▶ **Collection entries**:
## START

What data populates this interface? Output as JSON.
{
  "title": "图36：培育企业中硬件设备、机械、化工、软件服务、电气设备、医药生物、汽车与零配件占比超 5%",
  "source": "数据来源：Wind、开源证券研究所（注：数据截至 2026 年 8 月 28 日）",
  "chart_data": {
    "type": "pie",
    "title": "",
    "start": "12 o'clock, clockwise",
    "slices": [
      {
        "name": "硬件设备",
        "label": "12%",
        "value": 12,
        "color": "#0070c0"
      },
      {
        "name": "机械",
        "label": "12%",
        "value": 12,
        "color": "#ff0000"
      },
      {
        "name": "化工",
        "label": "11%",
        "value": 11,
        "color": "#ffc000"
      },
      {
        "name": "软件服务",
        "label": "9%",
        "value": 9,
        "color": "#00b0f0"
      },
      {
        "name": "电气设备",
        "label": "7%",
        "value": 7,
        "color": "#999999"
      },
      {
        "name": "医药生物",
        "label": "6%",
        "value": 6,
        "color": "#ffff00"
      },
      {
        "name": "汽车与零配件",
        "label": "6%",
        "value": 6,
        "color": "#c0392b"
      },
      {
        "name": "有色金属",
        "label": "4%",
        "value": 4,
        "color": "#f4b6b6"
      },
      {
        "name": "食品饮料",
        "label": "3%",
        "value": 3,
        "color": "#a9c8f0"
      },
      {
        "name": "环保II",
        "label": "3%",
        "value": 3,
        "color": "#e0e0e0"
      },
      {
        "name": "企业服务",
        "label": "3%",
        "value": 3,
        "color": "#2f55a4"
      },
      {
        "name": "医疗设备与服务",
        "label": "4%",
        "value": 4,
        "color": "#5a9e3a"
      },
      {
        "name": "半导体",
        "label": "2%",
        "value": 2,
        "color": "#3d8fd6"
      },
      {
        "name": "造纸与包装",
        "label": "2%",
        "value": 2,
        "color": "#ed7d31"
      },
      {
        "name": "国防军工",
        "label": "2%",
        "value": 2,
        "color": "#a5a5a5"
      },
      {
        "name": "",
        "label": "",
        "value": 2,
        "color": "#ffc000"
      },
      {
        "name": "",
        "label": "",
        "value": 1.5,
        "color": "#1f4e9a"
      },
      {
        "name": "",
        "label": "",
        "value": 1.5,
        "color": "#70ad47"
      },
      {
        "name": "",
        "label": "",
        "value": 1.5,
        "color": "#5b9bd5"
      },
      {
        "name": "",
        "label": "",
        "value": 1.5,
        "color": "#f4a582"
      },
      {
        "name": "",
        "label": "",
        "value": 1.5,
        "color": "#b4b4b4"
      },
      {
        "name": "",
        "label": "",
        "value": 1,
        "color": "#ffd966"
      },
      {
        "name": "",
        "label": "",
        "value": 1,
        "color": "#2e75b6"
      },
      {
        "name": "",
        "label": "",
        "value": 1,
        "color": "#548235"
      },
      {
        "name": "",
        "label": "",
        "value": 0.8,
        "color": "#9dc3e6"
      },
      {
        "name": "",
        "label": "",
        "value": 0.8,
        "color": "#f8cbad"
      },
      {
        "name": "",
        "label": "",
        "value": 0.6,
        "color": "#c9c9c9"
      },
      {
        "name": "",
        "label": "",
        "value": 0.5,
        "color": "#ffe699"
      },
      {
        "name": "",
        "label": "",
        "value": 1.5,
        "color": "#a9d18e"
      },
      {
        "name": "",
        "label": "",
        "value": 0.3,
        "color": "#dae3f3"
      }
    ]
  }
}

## END

▶ **Aim**: Repeat the material in full, exactly as it stands.

▶ **Final result**:
What data populates this interface? Output as JSON.
{
  "title": "图36：培育企业中硬件设备、机械、化工、软件服务、电气设备、医药生物、汽车与零配件占比超 5%",
  "source": "数据来源：Wind、开源证券研究所（注：数据截至 2026 年 8 月 28 日）",
  "chart_data": {
    "type": "pie",
    "title": "",
    "start": "12 o'clock, clockwise",
    "slices": [
      {
        "name": "硬件设备",
        "label": "12%",
        "value": 12,
        "color": "#0070c0"
      },
      {
        "name": "机械",
        "label": "12%",
        "value": 12,
        "color": "#ff0000"
      },
      {
        "name": "化工",
        "label": "11%",
        "value": 11,
        "color": "#ffc000"
      },
      {
        "name": "软件服务",
        "label": "9%",
        "value": 9,
        "color": "#00b0f0"
      },
      {
        "name": "电气设备",
        "label": "7%",
        "value": 7,
        "color": "#999999"
      },
      {
        "name": "医药生物",
        "label": "6%",
        "value": 6,
        "color": "#ffff00"
      },
      {
        "name": "汽车与零配件",
        "label": "6%",
        "value": 6,
        "color": "#c0392b"
      },
      {
        "name": "有色金属",
        "label": "4%",
        "value": 4,
        "color": "#f4b6b6"
      },
      {
        "name": "食品饮料",
        "label": "3%",
        "value": 3,
        "color": "#a9c8f0"
      },
      {
        "name": "环保II",
        "label": "3%",
        "value": 3,
        "color": "#e0e0e0"
      },
      {
        "name": "企业服务",
        "label": "3%",
        "value": 3,
        "color": "#2f55a4"
      },
      {
        "name": "医疗设备与服务",
        "label": "4%",
        "value": 4,
        "color": "#5a9e3a"
      },
      {
        "name": "半导体",
        "label": "2%",
        "value": 2,
        "color": "#3d8fd6"
      },
      {
        "name": "造纸与包装",
        "label": "2%",
        "value": 2,
        "color": "#ed7d31"
      },
      {
        "name": "国防军工",
        "label": "2%",
        "value": 2,
        "color": "#a5a5a5"
      },
      {
        "name": "",
        "label": "",
        "value": 2,
        "color": "#ffc000"
      },
      {
        "name": "",
        "label": "",
        "value": 1.5,
        "color": "#1f4e9a"
      },
      {
        "name": "",
        "label": "",
        "value": 1.5,
        "color": "#70ad47"
      },
      {
        "name": "",
        "label": "",
        "value": 1.5,
        "color": "#5b9bd5"
      },
      {
        "name": "",
        "label": "",
        "value": 1.5,
        "color": "#f4a582"
      },
      {
        "name": "",
        "label": "",
        "value": 1.5,
        "color": "#b4b4b4"
      },
      {
        "name": "",
        "label": "",
        "value": 1,
        "color": "#ffd966"
      },
      {
        "name": "",
        "label": "",
        "value": 1,
        "color": "#2e75b6"
      },
      {
        "name": "",
        "label": "",
        "value": 1,
        "color": "#548235"
      },
      {
        "name": "",
        "label": "",
        "value": 0.8,
        "color": "#9dc3e6"
      },
      {
        "name": "",
        "label": "",
        "value": 0.8,
        "color": "#f8cbad"
      },
      {
        "name": "",
        "label": "",
        "value": 0.6,
        "color": "#c9c9c9"
      },
      {
        "name": "",
        "label": "",
        "value": 0.5,
        "color": "#ffe699"
      },
      {
        "name": "",
        "label": "",
        "value": 1.5,
        "color": "#a9d18e"
      },
      {
        "name": "",
        "label": "",
        "value": 0.3,
        "color": "#dae3f3"
      }
    ]
  }
}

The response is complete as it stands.